- EXERCISE:
Change every "sample-point" in the data below to "sample-marker", leaving everything else untouched, and omit the pictures from your answer.

- MATERIAL SHOWN:
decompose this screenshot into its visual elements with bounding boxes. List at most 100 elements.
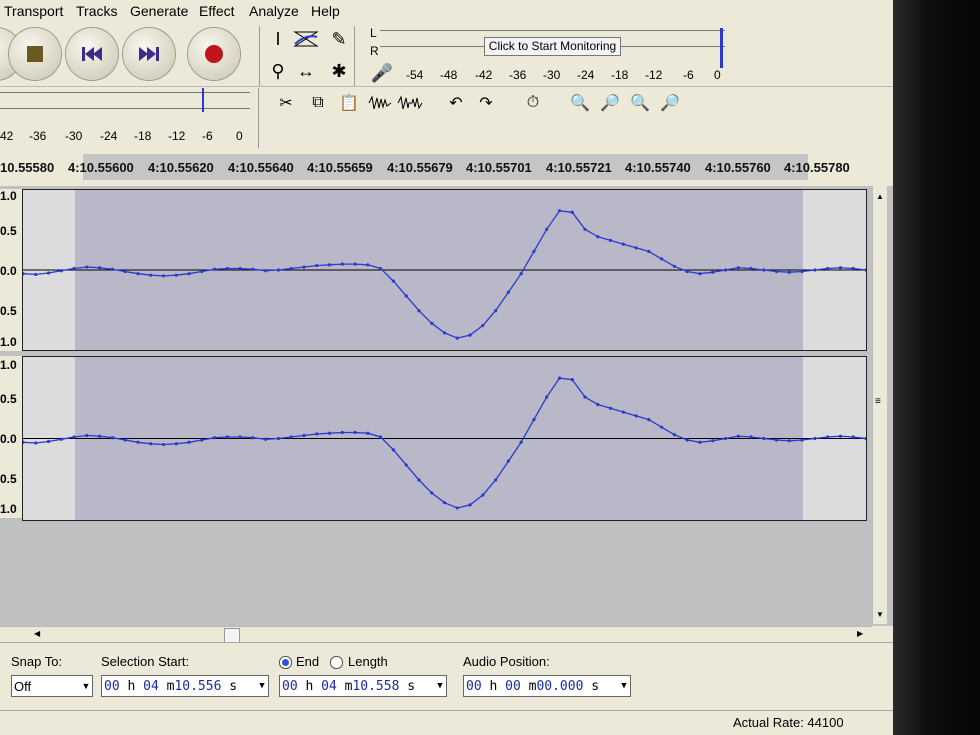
sample-point [481, 323, 485, 328]
zoom-out-icon[interactable]: 🔎 [596, 90, 624, 116]
sample-point [72, 266, 76, 271]
unit: h [489, 679, 498, 694]
scroll-right-icon[interactable]: ▶ [857, 629, 863, 638]
scroll-thumb[interactable] [224, 628, 240, 643]
sample-point [174, 273, 178, 277]
menu-effect[interactable]: Effect [199, 3, 235, 19]
sample-point [123, 269, 127, 274]
time-tick: 4:10.55760 [705, 160, 771, 175]
skip-to-start-button[interactable] [66, 28, 118, 80]
zoom-in-icon[interactable]: 🔍 [566, 90, 594, 116]
sample-point [391, 279, 396, 283]
amp-label: 1.0 [0, 502, 17, 516]
sample-point [838, 434, 843, 438]
fit-selection-icon[interactable]: 🔍 [626, 90, 654, 116]
menu-generate[interactable]: Generate [130, 3, 188, 19]
scroll-grip-icon[interactable]: ≡ [875, 396, 881, 407]
waveform-channel-left[interactable] [22, 189, 867, 351]
menu-analyze[interactable]: Analyze [249, 3, 299, 19]
sample-point [136, 272, 140, 276]
horizontal-scrollbar[interactable]: ◀ ▶ [0, 626, 872, 643]
sample-point [532, 418, 536, 422]
start-monitoring-button[interactable]: Click to Start Monitoring [484, 37, 621, 56]
selection-start-field[interactable]: 00 h 04 m10.556 s ▼ [101, 675, 269, 697]
end-radio[interactable] [279, 656, 292, 669]
menu-tracks[interactable]: Tracks [76, 3, 117, 19]
length-radio[interactable] [330, 656, 343, 669]
time-tick: 4:10.55600 [68, 160, 134, 175]
meter-tick: -12 [168, 129, 186, 143]
waveform-channel-right[interactable] [22, 356, 867, 521]
scroll-left-icon[interactable]: ◀ [34, 629, 40, 638]
cut-icon[interactable]: ✂ [272, 90, 300, 116]
sample-point [187, 440, 191, 444]
multi-tool-icon[interactable]: ✱ [325, 58, 353, 84]
meter-tick: -36 [29, 129, 47, 143]
stop-button[interactable] [9, 28, 61, 80]
timeshift-tool-icon[interactable]: ↔ [292, 58, 320, 84]
sample-point [826, 266, 830, 271]
timeline-ruler[interactable]: 10.55580 4:10.55600 4:10.55620 4:10.5564… [0, 150, 893, 186]
trim-icon[interactable] [366, 90, 394, 116]
sample-point [315, 432, 319, 436]
sample-point [327, 431, 332, 435]
sample-point [161, 274, 166, 278]
time-tick: 4:10.55780 [784, 160, 850, 175]
hours: 00 [466, 679, 482, 694]
sample-point [762, 436, 766, 441]
sample-point [110, 267, 115, 271]
sample-point [672, 433, 677, 437]
actual-rate: Actual Rate: 44100 [733, 715, 844, 730]
sample-point [302, 265, 306, 269]
seconds: 10.556 [174, 679, 222, 694]
sample-point [774, 269, 779, 274]
redo-icon[interactable]: ↷ [472, 90, 500, 116]
envelope-tool-icon[interactable] [292, 26, 320, 52]
amp-label: 0.5 [0, 392, 17, 406]
selection-end-field[interactable]: 00 h 04 m10.558 s ▼ [279, 675, 447, 697]
draw-tool-icon[interactable]: ✎ [325, 26, 353, 52]
vertical-scrollbar[interactable]: ▲ ≡ ▼ [872, 186, 887, 624]
time-tick: 4:10.55640 [228, 160, 294, 175]
zoom-tool-icon[interactable]: ⚲ [264, 58, 292, 84]
sample-point [59, 269, 63, 273]
record-button[interactable] [188, 28, 240, 80]
paste-icon[interactable]: 📋 [335, 90, 363, 116]
meter-tick: -24 [100, 129, 118, 143]
menu-transport[interactable]: Transport [4, 3, 63, 19]
status-bar: Actual Rate: 44100 [0, 710, 893, 735]
undo-icon[interactable]: ↶ [442, 90, 470, 116]
fit-project-icon[interactable]: 🔎 [656, 90, 684, 116]
minutes: 04 [321, 679, 337, 694]
unit: s [591, 679, 600, 694]
sample-point [647, 249, 651, 254]
sample-point [787, 270, 791, 274]
menu-help[interactable]: Help [311, 3, 340, 19]
sample-point [289, 266, 293, 271]
sample-point [23, 272, 25, 276]
sample-point [851, 435, 855, 439]
audio-position-field[interactable]: 00 h 00 m00.000 s ▼ [463, 675, 631, 697]
minutes: 04 [143, 679, 159, 694]
time-tick: 10.55580 [0, 160, 55, 175]
sample-point [800, 438, 804, 442]
scroll-down-icon[interactable]: ▼ [876, 610, 884, 619]
sample-point [468, 333, 472, 337]
snap-select[interactable]: Off ▼ [11, 675, 93, 697]
sample-point [557, 209, 562, 213]
waveform-right [23, 376, 866, 510]
sample-point [430, 491, 434, 495]
menu-bar: Transport Tracks Generate Effect Analyze… [0, 0, 893, 22]
microphone-icon[interactable]: 🎤 [368, 60, 396, 86]
sample-point [711, 270, 715, 274]
sample-point [110, 436, 115, 440]
sample-point [455, 506, 459, 510]
sample-point [545, 227, 549, 231]
track-panel: 1.0 0.5 0.0 0.5 1.0 1.0 0.5 0.0 0.5 1.0 [0, 186, 893, 626]
scroll-up-icon[interactable]: ▲ [876, 192, 884, 201]
silence-icon[interactable] [396, 90, 424, 116]
skip-to-end-button[interactable] [123, 28, 175, 80]
sync-lock-icon[interactable]: ⏱ [519, 90, 547, 116]
selection-tool-icon[interactable]: I [264, 26, 292, 52]
copy-icon[interactable]: ⧉ [304, 90, 332, 116]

- RESPONSE:
decompose this screenshot into its visual elements with bounding boxes. List at most 100 elements.
sample-marker [481, 323, 485, 328]
zoom-out-icon[interactable]: 🔎 [596, 90, 624, 116]
sample-marker [72, 266, 76, 271]
unit: h [489, 679, 498, 694]
scroll-right-icon[interactable]: ▶ [857, 629, 863, 638]
scroll-thumb[interactable] [224, 628, 240, 643]
sample-marker [174, 273, 178, 277]
menu-effect[interactable]: Effect [199, 3, 235, 19]
sample-marker [123, 269, 127, 274]
time-tick: 4:10.55760 [705, 160, 771, 175]
skip-to-start-button[interactable] [66, 28, 118, 80]
zoom-in-icon[interactable]: 🔍 [566, 90, 594, 116]
sample-marker [391, 279, 396, 283]
amp-label: 1.0 [0, 502, 17, 516]
sample-marker [838, 434, 843, 438]
fit-selection-icon[interactable]: 🔍 [626, 90, 654, 116]
menu-generate[interactable]: Generate [130, 3, 188, 19]
scroll-grip-icon[interactable]: ≡ [875, 396, 881, 407]
waveform-channel-left[interactable] [22, 189, 867, 351]
menu-analyze[interactable]: Analyze [249, 3, 299, 19]
sample-marker [136, 272, 140, 276]
horizontal-scrollbar[interactable]: ◀ ▶ [0, 626, 872, 643]
sample-marker [532, 418, 536, 422]
start-monitoring-button[interactable]: Click to Start Monitoring [484, 37, 621, 56]
selection-start-field[interactable]: 00 h 04 m10.556 s ▼ [101, 675, 269, 697]
end-radio[interactable] [279, 656, 292, 669]
menu-tracks[interactable]: Tracks [76, 3, 117, 19]
length-radio[interactable] [330, 656, 343, 669]
time-tick: 4:10.55600 [68, 160, 134, 175]
meter-tick: -12 [168, 129, 186, 143]
waveform-channel-right[interactable] [22, 356, 867, 521]
scroll-left-icon[interactable]: ◀ [34, 629, 40, 638]
cut-icon[interactable]: ✂ [272, 90, 300, 116]
sample-marker [187, 440, 191, 444]
multi-tool-icon[interactable]: ✱ [325, 58, 353, 84]
meter-tick: -36 [29, 129, 47, 143]
stop-button[interactable] [9, 28, 61, 80]
timeshift-tool-icon[interactable]: ↔ [292, 58, 320, 84]
sample-marker [826, 266, 830, 271]
timeline-ruler[interactable]: 10.55580 4:10.55600 4:10.55620 4:10.5564… [0, 150, 893, 186]
trim-icon[interactable] [366, 90, 394, 116]
sample-marker [315, 432, 319, 436]
sample-marker [327, 431, 332, 435]
sample-marker [161, 274, 166, 278]
time-tick: 4:10.55780 [784, 160, 850, 175]
hours: 00 [466, 679, 482, 694]
sample-marker [762, 436, 766, 441]
sample-marker [110, 267, 115, 271]
sample-marker [672, 433, 677, 437]
actual-rate: Actual Rate: 44100 [733, 715, 844, 730]
sample-marker [302, 265, 306, 269]
seconds: 10.556 [174, 679, 222, 694]
sample-marker [774, 269, 779, 274]
redo-icon[interactable]: ↷ [472, 90, 500, 116]
envelope-tool-icon[interactable] [292, 26, 320, 52]
amp-label: 0.5 [0, 392, 17, 406]
selection-end-field[interactable]: 00 h 04 m10.558 s ▼ [279, 675, 447, 697]
draw-tool-icon[interactable]: ✎ [325, 26, 353, 52]
vertical-scrollbar[interactable]: ▲ ≡ ▼ [872, 186, 887, 624]
time-tick: 4:10.55640 [228, 160, 294, 175]
zoom-tool-icon[interactable]: ⚲ [264, 58, 292, 84]
sample-marker [59, 269, 63, 273]
record-button[interactable] [188, 28, 240, 80]
paste-icon[interactable]: 📋 [335, 90, 363, 116]
meter-tick: -24 [100, 129, 118, 143]
menu-transport[interactable]: Transport [4, 3, 63, 19]
status-bar: Actual Rate: 44100 [0, 710, 893, 735]
undo-icon[interactable]: ↶ [442, 90, 470, 116]
fit-project-icon[interactable]: 🔎 [656, 90, 684, 116]
minutes: 04 [321, 679, 337, 694]
unit: s [591, 679, 600, 694]
sample-marker [647, 249, 651, 254]
sample-marker [787, 270, 791, 274]
menu-help[interactable]: Help [311, 3, 340, 19]
sample-marker [289, 266, 293, 271]
sample-marker [23, 272, 25, 276]
sample-marker [851, 435, 855, 439]
audio-position-field[interactable]: 00 h 00 m00.000 s ▼ [463, 675, 631, 697]
minutes: 04 [143, 679, 159, 694]
time-tick: 10.55580 [0, 160, 55, 175]
sample-marker [800, 438, 804, 442]
scroll-down-icon[interactable]: ▼ [876, 610, 884, 619]
sample-marker [468, 333, 472, 337]
snap-select[interactable]: Off ▼ [11, 675, 93, 697]
sample-marker [557, 209, 562, 213]
waveform-right [23, 376, 866, 510]
sample-marker [430, 491, 434, 495]
menu-bar: Transport Tracks Generate Effect Analyze… [0, 0, 893, 22]
microphone-icon[interactable]: 🎤 [368, 60, 396, 86]
sample-marker [711, 270, 715, 274]
sample-marker [110, 436, 115, 440]
sample-marker [455, 506, 459, 510]
sample-marker [545, 227, 549, 231]
track-panel: 1.0 0.5 0.0 0.5 1.0 1.0 0.5 0.0 0.5 1.0 [0, 186, 893, 626]
scroll-up-icon[interactable]: ▲ [876, 192, 884, 201]
silence-icon[interactable] [396, 90, 424, 116]
skip-to-end-button[interactable] [123, 28, 175, 80]
sync-lock-icon[interactable]: ⏱ [519, 90, 547, 116]
selection-tool-icon[interactable]: I [264, 26, 292, 52]
copy-icon[interactable]: ⧉ [304, 90, 332, 116]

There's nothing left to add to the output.